Here are some records. Copy each one exactly.

----------------

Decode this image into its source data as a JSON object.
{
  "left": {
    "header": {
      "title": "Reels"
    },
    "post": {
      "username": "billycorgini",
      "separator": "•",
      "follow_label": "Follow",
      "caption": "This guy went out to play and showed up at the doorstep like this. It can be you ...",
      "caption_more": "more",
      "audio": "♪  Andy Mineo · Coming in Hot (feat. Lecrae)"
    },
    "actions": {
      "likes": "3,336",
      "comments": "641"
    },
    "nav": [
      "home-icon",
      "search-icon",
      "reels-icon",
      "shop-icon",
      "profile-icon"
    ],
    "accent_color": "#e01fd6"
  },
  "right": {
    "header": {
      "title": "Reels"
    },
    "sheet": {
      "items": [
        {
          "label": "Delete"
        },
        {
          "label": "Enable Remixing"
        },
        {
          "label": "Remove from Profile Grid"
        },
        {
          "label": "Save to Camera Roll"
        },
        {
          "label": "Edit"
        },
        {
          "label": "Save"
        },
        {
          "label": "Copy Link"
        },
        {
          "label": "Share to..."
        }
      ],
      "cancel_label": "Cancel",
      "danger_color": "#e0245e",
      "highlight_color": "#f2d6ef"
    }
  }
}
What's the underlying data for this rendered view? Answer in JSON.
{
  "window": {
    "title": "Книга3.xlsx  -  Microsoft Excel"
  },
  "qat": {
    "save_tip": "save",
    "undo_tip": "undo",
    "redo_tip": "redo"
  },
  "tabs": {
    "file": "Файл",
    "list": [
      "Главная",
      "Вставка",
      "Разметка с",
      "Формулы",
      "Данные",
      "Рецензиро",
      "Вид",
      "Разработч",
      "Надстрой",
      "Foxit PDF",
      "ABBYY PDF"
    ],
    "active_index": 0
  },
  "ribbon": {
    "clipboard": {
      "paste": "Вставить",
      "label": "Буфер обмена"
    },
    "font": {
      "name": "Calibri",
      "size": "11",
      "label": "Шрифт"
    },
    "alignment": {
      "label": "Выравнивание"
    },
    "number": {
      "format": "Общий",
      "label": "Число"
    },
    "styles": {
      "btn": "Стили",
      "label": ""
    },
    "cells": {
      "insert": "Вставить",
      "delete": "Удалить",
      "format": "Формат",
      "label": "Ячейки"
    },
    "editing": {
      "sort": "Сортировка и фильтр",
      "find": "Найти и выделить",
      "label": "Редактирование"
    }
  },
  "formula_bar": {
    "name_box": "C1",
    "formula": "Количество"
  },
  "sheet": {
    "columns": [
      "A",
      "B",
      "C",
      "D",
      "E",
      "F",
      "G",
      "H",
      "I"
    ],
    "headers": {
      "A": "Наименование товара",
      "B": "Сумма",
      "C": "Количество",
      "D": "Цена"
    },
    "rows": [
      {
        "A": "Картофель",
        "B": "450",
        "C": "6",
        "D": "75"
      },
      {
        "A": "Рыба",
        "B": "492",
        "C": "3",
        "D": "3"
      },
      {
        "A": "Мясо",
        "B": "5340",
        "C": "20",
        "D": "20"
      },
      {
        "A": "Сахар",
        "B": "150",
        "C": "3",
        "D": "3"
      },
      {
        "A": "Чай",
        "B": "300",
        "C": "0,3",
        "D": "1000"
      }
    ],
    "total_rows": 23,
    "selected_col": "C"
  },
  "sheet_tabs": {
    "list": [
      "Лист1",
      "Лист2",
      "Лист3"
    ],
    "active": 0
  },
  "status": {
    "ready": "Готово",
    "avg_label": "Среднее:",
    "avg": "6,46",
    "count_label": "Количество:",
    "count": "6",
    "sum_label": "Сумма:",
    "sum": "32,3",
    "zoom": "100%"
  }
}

----------------

— Answer to the problem —
Decode this image into its source data as a JSON object.
{
  "left": {
    "header": {
      "title": "Reels"
    },
    "post": {
      "username": "billycorgini",
      "separator": "•",
      "follow_label": "Follow",
      "caption": "This guy went out to play and showed up at the doorstep like this. It can be you ...",
      "caption_more": "more",
      "audio": "♪  Andy Mineo · Coming in Hot (feat. Lecrae)"
    },
    "actions": {
      "likes": "3,336",
      "comments": "641"
    },
    "nav": [
      "home-icon",
      "search-icon",
      "reels-icon",
      "shop-icon",
      "profile-icon"
    ],
    "accent_color": "#e01fd6"
  },
  "right": {
    "header": {
      "title": "Reels"
    },
    "sheet": {
      "items": [
        {
          "label": "Delete"
        },
        {
          "label": "Enable Remixing"
        },
        {
          "label": "Remove from Profile Grid"
        },
        {
          "label": "Save to Camera Roll"
        },
        {
          "label": "Edit"
        },
        {
          "label": "Save"
        },
        {
          "label": "Copy Link"
        },
        {
          "label": "Share to..."
        }
      ],
      "cancel_label": "Cancel",
      "danger_color": "#e0245e",
      "highlight_color": "#f2d6ef"
    }
  }
}
What's the underlying data for this rendered view? Answer in JSON.
{
  "window": {
    "title": "Книга3.xlsx  -  Microsoft Excel"
  },
  "qat": {
    "save_tip": "save",
    "undo_tip": "undo",
    "redo_tip": "redo"
  },
  "tabs": {
    "file": "Файл",
    "list": [
      "Главная",
      "Вставка",
      "Разметка с",
      "Формулы",
      "Данные",
      "Рецензиро",
      "Вид",
      "Разработч",
      "Надстрой",
      "Foxit PDF",
      "ABBYY PDF"
    ],
    "active_index": 0
  },
  "ribbon": {
    "clipboard": {
      "paste": "Вставить",
      "label": "Буфер обмена"
    },
    "font": {
      "name": "Calibri",
      "size": "11",
      "label": "Шрифт"
    },
    "alignment": {
      "label": "Выравнивание"
    },
    "number": {
      "format": "Общий",
      "label": "Число"
    },
    "styles": {
      "btn": "Стили",
      "label": ""
    },
    "cells": {
      "insert": "Вставить",
      "delete": "Удалить",
      "format": "Формат",
      "label": "Ячейки"
    },
    "editing": {
      "sort": "Сортировка и фильтр",
      "find": "Найти и выделить",
      "label": "Редактирование"
    }
  },
  "formula_bar": {
    "name_box": "C1",
    "formula": "Количество"
  },
  "sheet": {
    "columns": [
      "A",
      "B",
      "C",
      "D",
      "E",
      "F",
      "G",
      "H",
      "I"
    ],
    "headers": {
      "A": "Наименование товара",
      "B": "Сумма",
      "C": "Количество",
      "D": "Цена"
    },
    "rows": [
      {
        "A": "Картофель",
        "B": "450",
        "C": "6",
        "D": "75"
      },
      {
        "A": "Рыба",
        "B": "492",
        "C": "3",
        "D": "3"
      },
      {
        "A": "Мясо",
        "B": "5340",
        "C": "20",
        "D": "20"
      },
      {
        "A": "Сахар",
        "B": "150",
        "C": "3",
        "D": "3"
      },
      {
        "A": "Чай",
        "B": "300",
        "C": "0,3",
        "D": "1000"
      }
    ],
    "total_rows": 23,
    "selected_col": "C"
  },
  "sheet_tabs": {
    "list": [
      "Лист1",
      "Лист2",
      "Лист3"
    ],
    "active": 0
  },
  "status": {
    "ready": "Готово",
    "avg_label": "Среднее:",
    "avg": "6,46",
    "count_label": "Количество:",
    "count": "6",
    "sum_label": "Сумма:",
    "sum": "32,3",
    "zoom": "100%"
  }
}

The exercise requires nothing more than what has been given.